## Your goal
Please print every record below exactly as it appears.

***** Data shown

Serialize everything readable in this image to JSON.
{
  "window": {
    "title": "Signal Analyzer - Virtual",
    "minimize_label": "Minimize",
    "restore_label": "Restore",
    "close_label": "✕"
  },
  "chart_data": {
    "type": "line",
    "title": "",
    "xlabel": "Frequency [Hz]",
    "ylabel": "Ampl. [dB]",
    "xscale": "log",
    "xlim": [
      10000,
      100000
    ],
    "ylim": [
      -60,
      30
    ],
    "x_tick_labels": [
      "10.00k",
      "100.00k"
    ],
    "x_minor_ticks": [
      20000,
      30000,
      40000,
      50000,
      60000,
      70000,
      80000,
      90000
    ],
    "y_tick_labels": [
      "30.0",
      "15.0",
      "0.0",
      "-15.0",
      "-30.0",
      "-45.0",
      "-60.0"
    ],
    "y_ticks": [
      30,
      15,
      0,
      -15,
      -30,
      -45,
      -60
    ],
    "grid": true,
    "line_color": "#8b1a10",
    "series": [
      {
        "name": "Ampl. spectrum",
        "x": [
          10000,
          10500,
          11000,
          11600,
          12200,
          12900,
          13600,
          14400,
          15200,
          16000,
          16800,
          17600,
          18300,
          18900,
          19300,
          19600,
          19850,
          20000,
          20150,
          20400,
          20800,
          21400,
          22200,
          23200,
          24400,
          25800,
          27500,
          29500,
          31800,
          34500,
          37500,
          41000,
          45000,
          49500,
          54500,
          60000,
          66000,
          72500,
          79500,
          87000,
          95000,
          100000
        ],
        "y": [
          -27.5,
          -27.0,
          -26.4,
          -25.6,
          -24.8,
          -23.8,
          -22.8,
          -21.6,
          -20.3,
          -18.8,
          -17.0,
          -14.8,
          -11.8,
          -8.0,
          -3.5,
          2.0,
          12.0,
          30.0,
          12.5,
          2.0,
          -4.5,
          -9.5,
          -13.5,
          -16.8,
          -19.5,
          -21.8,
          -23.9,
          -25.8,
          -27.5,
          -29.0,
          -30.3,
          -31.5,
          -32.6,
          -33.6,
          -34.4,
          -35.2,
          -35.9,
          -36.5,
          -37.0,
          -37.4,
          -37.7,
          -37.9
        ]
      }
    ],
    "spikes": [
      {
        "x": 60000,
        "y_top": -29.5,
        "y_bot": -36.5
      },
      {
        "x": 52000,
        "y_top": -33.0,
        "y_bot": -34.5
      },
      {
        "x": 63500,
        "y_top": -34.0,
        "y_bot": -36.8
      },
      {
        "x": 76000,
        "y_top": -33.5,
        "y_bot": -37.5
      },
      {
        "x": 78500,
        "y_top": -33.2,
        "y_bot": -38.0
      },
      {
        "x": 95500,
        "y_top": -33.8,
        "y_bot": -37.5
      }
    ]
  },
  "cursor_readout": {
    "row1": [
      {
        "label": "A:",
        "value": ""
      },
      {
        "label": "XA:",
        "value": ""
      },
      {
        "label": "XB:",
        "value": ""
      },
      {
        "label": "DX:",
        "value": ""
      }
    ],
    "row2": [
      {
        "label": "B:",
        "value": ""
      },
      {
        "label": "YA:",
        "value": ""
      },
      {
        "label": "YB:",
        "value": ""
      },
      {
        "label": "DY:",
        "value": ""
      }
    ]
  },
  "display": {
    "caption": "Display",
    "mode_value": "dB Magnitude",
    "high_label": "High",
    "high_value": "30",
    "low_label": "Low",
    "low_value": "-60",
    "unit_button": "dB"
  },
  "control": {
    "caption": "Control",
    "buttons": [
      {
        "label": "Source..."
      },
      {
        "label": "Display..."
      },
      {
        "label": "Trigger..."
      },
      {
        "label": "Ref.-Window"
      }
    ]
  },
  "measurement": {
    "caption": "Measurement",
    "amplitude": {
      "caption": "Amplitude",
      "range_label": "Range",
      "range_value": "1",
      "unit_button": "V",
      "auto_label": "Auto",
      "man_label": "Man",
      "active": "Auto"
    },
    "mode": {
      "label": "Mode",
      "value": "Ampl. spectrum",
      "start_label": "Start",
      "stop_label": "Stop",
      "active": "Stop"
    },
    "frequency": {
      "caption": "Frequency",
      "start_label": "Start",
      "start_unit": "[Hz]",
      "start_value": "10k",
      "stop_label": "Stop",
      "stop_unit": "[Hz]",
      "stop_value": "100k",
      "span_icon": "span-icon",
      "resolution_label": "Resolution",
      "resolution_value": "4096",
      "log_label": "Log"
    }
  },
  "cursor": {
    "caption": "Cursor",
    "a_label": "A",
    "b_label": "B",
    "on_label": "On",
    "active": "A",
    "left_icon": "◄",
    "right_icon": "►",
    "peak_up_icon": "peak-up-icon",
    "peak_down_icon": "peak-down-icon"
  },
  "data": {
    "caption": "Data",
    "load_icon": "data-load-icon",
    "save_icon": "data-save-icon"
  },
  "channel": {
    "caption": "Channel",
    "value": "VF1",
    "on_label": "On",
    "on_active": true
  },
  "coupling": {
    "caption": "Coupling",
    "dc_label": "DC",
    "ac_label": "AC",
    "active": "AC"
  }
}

**********

## Answer for the task
Serialize everything readable in this image to JSON.
{
  "window": {
    "title": "Signal Analyzer - Virtual",
    "minimize_label": "Minimize",
    "restore_label": "Restore",
    "close_label": "✕"
  },
  "chart_data": {
    "type": "line",
    "title": "",
    "xlabel": "Frequency [Hz]",
    "ylabel": "Ampl. [dB]",
    "xscale": "log",
    "xlim": [
      10000,
      100000
    ],
    "ylim": [
      -60,
      30
    ],
    "x_tick_labels": [
      "10.00k",
      "100.00k"
    ],
    "x_minor_ticks": [
      20000,
      30000,
      40000,
      50000,
      60000,
      70000,
      80000,
      90000
    ],
    "y_tick_labels": [
      "30.0",
      "15.0",
      "0.0",
      "-15.0",
      "-30.0",
      "-45.0",
      "-60.0"
    ],
    "y_ticks": [
      30,
      15,
      0,
      -15,
      -30,
      -45,
      -60
    ],
    "grid": true,
    "line_color": "#8b1a10",
    "series": [
      {
        "name": "Ampl. spectrum",
        "x": [
          10000,
          10500,
          11000,
          11600,
          12200,
          12900,
          13600,
          14400,
          15200,
          16000,
          16800,
          17600,
          18300,
          18900,
          19300,
          19600,
          19850,
          20000,
          20150,
          20400,
          20800,
          21400,
          22200,
          23200,
          24400,
          25800,
          27500,
          29500,
          31800,
          34500,
          37500,
          41000,
          45000,
          49500,
          54500,
          60000,
          66000,
          72500,
          79500,
          87000,
          95000,
          100000
        ],
        "y": [
          -27.5,
          -27.0,
          -26.4,
          -25.6,
          -24.8,
          -23.8,
          -22.8,
          -21.6,
          -20.3,
          -18.8,
          -17.0,
          -14.8,
          -11.8,
          -8.0,
          -3.5,
          2.0,
          12.0,
          30.0,
          12.5,
          2.0,
          -4.5,
          -9.5,
          -13.5,
          -16.8,
          -19.5,
          -21.8,
          -23.9,
          -25.8,
          -27.5,
          -29.0,
          -30.3,
          -31.5,
          -32.6,
          -33.6,
          -34.4,
          -35.2,
          -35.9,
          -36.5,
          -37.0,
          -37.4,
          -37.7,
          -37.9
        ]
      }
    ],
    "spikes": [
      {
        "x": 60000,
        "y_top": -29.5,
        "y_bot": -36.5
      },
      {
        "x": 52000,
        "y_top": -33.0,
        "y_bot": -34.5
      },
      {
        "x": 63500,
        "y_top": -34.0,
        "y_bot": -36.8
      },
      {
        "x": 76000,
        "y_top": -33.5,
        "y_bot": -37.5
      },
      {
        "x": 78500,
        "y_top": -33.2,
        "y_bot": -38.0
      },
      {
        "x": 95500,
        "y_top": -33.8,
        "y_bot": -37.5
      }
    ]
  },
  "cursor_readout": {
    "row1": [
      {
        "label": "A:",
        "value": ""
      },
      {
        "label": "XA:",
        "value": ""
      },
      {
        "label": "XB:",
        "value": ""
      },
      {
        "label": "DX:",
        "value": ""
      }
    ],
    "row2": [
      {
        "label": "B:",
        "value": ""
      },
      {
        "label": "YA:",
        "value": ""
      },
      {
        "label": "YB:",
        "value": ""
      },
      {
        "label": "DY:",
        "value": ""
      }
    ]
  },
  "display": {
    "caption": "Display",
    "mode_value": "dB Magnitude",
    "high_label": "High",
    "high_value": "30",
    "low_label": "Low",
    "low_value": "-60",
    "unit_button": "dB"
  },
  "control": {
    "caption": "Control",
    "buttons": [
      {
        "label": "Source..."
      },
      {
        "label": "Display..."
      },
      {
        "label": "Trigger..."
      },
      {
        "label": "Ref.-Window"
      }
    ]
  },
  "measurement": {
    "caption": "Measurement",
    "amplitude": {
      "caption": "Amplitude",
      "range_label": "Range",
      "range_value": "1",
      "unit_button": "V",
      "auto_label": "Auto",
      "man_label": "Man",
      "active": "Auto"
    },
    "mode": {
      "label": "Mode",
      "value": "Ampl. spectrum",
      "start_label": "Start",
      "stop_label": "Stop",
      "active": "Stop"
    },
    "frequency": {
      "caption": "Frequency",
      "start_label": "Start",
      "start_unit": "[Hz]",
      "start_value": "10k",
      "stop_label": "Stop",
      "stop_unit": "[Hz]",
      "stop_value": "100k",
      "span_icon": "span-icon",
      "resolution_label": "Resolution",
      "resolution_value": "4096",
      "log_label": "Log"
    }
  },
  "cursor": {
    "caption": "Cursor",
    "a_label": "A",
    "b_label": "B",
    "on_label": "On",
    "active": "A",
    "left_icon": "◄",
    "right_icon": "►",
    "peak_up_icon": "peak-up-icon",
    "peak_down_icon": "peak-down-icon"
  },
  "data": {
    "caption": "Data",
    "load_icon": "data-load-icon",
    "save_icon": "data-save-icon"
  },
  "channel": {
    "caption": "Channel",
    "value": "VF1",
    "on_label": "On",
    "on_active": true
  },
  "coupling": {
    "caption": "Coupling",
    "dc_label": "DC",
    "ac_label": "AC",
    "active": "AC"
  }
}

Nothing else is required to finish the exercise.